* Short problem: Exactly reproduce the entries, dropping any pictures from your copy.

* Given information:
########

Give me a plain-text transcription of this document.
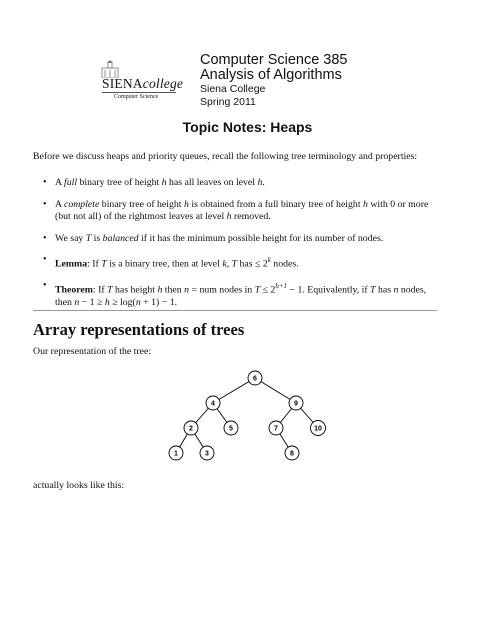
SIENAcollege
Computer Science
Computer Science 385
Analysis of Algorithms
Siena College
Spring 2011
Topic Notes: Heaps
Before we discuss heaps and priority queues, recall the following tree terminology and properties:
• A full binary tree of height h has all leaves on level h.
• A complete binary tree of height h is obtained from a full binary tree of height h with 0 or more (but not all) of the rightmost leaves at level h removed.
• We say T is balanced if it has the minimum possible height for its number of nodes.
• Lemma: If T is a binary tree, then at level k, T has ≤ $2^k$ nodes.
• Theorem: If T has height h then n = num nodes in $T \le 2^{h+1} - 1$. Equivalently, if T has n nodes, then n − 1 ≥ h ≥ log(n + 1) − 1.
Array representations of trees
Our representation of the tree:
6
4	9
2	5	7	10
1	3	8
actually looks like this:
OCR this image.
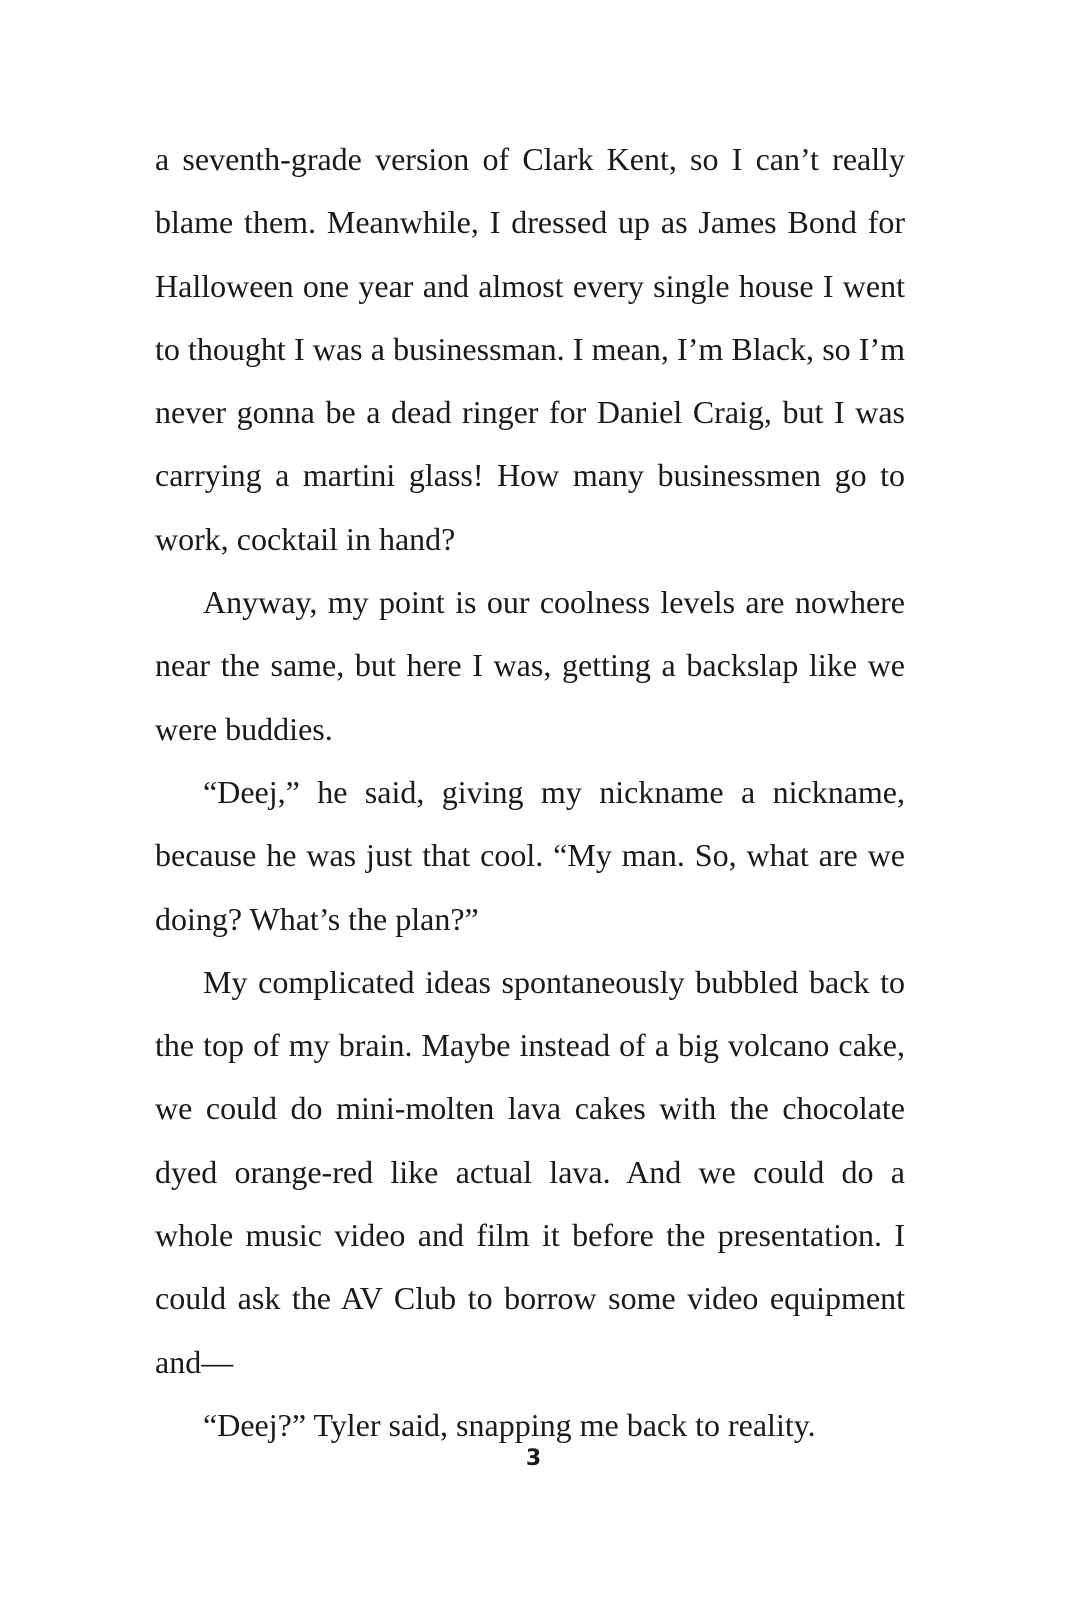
a seventh-grade version of Clark Kent, so I can’t really blame them. Meanwhile, I dressed up as James Bond for Halloween one year and almost every single house I went to thought I was a businessman. I mean, I’m Black, so I’m never gonna be a dead ringer for Daniel Craig, but I was carrying a martini glass! How many businessmen go to work, cocktail in hand?

Anyway, my point is our coolness levels are nowhere near the same, but here I was, getting a backslap like we were buddies.

“Deej,” he said, giving my nickname a nickname, because he was just that cool. “My man. So, what are we doing? What’s the plan?”

My complicated ideas spontaneously bubbled back to the top of my brain. Maybe instead of a big volcano cake, we could do mini-molten lava cakes with the chocolate dyed orange-red like actual lava. And we could do a whole music video and film it before the presentation. I could ask the AV Club to borrow some video equipment and—

“Deej?” Tyler said, snapping me back to reality.

3
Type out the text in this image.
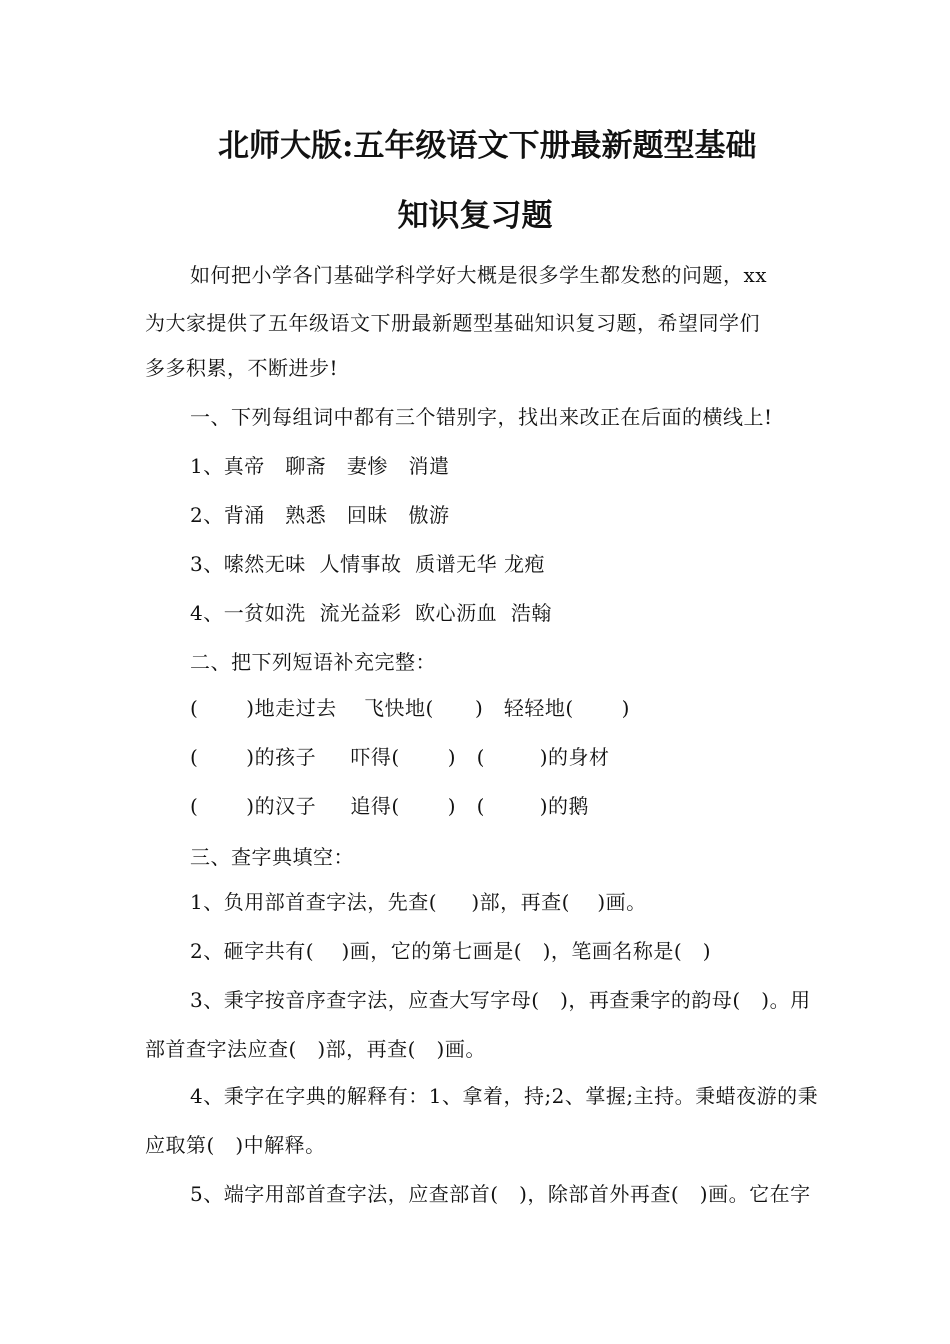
北师大版:五年级语文下册最新题型基础
知识复习题
如何把小学各门基础学科学好大概是很多学生都发愁的问题，xx
为大家提供了五年级语文下册最新题型基础知识复习题，希望同学们
多多积累，不断进步!
一、下列每组词中都有三个错别字，找出来改正在后面的横线上!
1、真帝   聊斋   妻惨   消遣
2、背涌   熟悉   回昧   傲游
3、嗦然无味  人情事故  质谱无华 龙疱
4、一贫如洗  流光益彩  欧心沥血  浩翰
二、把下列短语补充完整：
(       )地走过去    飞快地(      )   轻轻地(       )
(       )的孩子     吓得(       )   (        )的身材
(       )的汉子     追得(       )   (        )的鹅
三、查字典填空：
1、负用部首查字法，先查(     )部，再查(    )画。
2、砸字共有(    )画，它的第七画是(   )，笔画名称是(   )
3、秉字按音序查字法，应查大写字母(   )，再查秉字的韵母(   )。用
部首查字法应查(   )部，再查(   )画。
4、秉字在字典的解释有：1、拿着，持;2、掌握;主持。秉蜡夜游的秉
应取第(   )中解释。
5、端字用部首查字法，应查部首(   )，除部首外再查(   )画。它在字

########

* The completed task:
Give me a plain-text transcription of this document.
SIENAcollege
Computer Science
Computer Science 385
Analysis of Algorithms
Siena College
Spring 2011
Topic Notes: Heaps
Before we discuss heaps and priority queues, recall the following tree terminology and properties:
• A full binary tree of height h has all leaves on level h.
• A complete binary tree of height h is obtained from a full binary tree of height h with 0 or more (but not all) of the rightmost leaves at level h removed.
• We say T is balanced if it has the minimum possible height for its number of nodes.
• Lemma: If T is a binary tree, then at level k, T has ≤ $2^k$ nodes.
• Theorem: If T has height h then n = num nodes in $T \le 2^{h+1} - 1$. Equivalently, if T has n nodes, then n − 1 ≥ h ≥ log(n + 1) − 1.
Array representations of trees
Our representation of the tree:
6
4	9
2	5	7	10
1	3	8
actually looks like this:
OCR this image.
a seventh-grade version of Clark Kent, so I can’t really blame them. Meanwhile, I dressed up as James Bond for Halloween one year and almost every single house I went to thought I was a businessman. I mean, I’m Black, so I’m never gonna be a dead ringer for Daniel Craig, but I was carrying a martini glass! How many businessmen go to work, cocktail in hand?

Anyway, my point is our coolness levels are nowhere near the same, but here I was, getting a backslap like we were buddies.

“Deej,” he said, giving my nickname a nickname, because he was just that cool. “My man. So, what are we doing? What’s the plan?”

My complicated ideas spontaneously bubbled back to the top of my brain. Maybe instead of a big volcano cake, we could do mini-molten lava cakes with the chocolate dyed orange-red like actual lava. And we could do a whole music video and film it before the presentation. I could ask the AV Club to borrow some video equipment and—

“Deej?” Tyler said, snapping me back to reality.

3
Type out the text in this image.
北师大版:五年级语文下册最新题型基础
知识复习题
如何把小学各门基础学科学好大概是很多学生都发愁的问题，xx
为大家提供了五年级语文下册最新题型基础知识复习题，希望同学们
多多积累，不断进步!
一、下列每组词中都有三个错别字，找出来改正在后面的横线上!
1、真帝   聊斋   妻惨   消遣
2、背涌   熟悉   回昧   傲游
3、嗦然无味  人情事故  质谱无华 龙疱
4、一贫如洗  流光益彩  欧心沥血  浩翰
二、把下列短语补充完整：
(       )地走过去    飞快地(      )   轻轻地(       )
(       )的孩子     吓得(       )   (        )的身材
(       )的汉子     追得(       )   (        )的鹅
三、查字典填空：
1、负用部首查字法，先查(     )部，再查(    )画。
2、砸字共有(    )画，它的第七画是(   )，笔画名称是(   )
3、秉字按音序查字法，应查大写字母(   )，再查秉字的韵母(   )。用
部首查字法应查(   )部，再查(   )画。
4、秉字在字典的解释有：1、拿着，持;2、掌握;主持。秉蜡夜游的秉
应取第(   )中解释。
5、端字用部首查字法，应查部首(   )，除部首外再查(   )画。它在字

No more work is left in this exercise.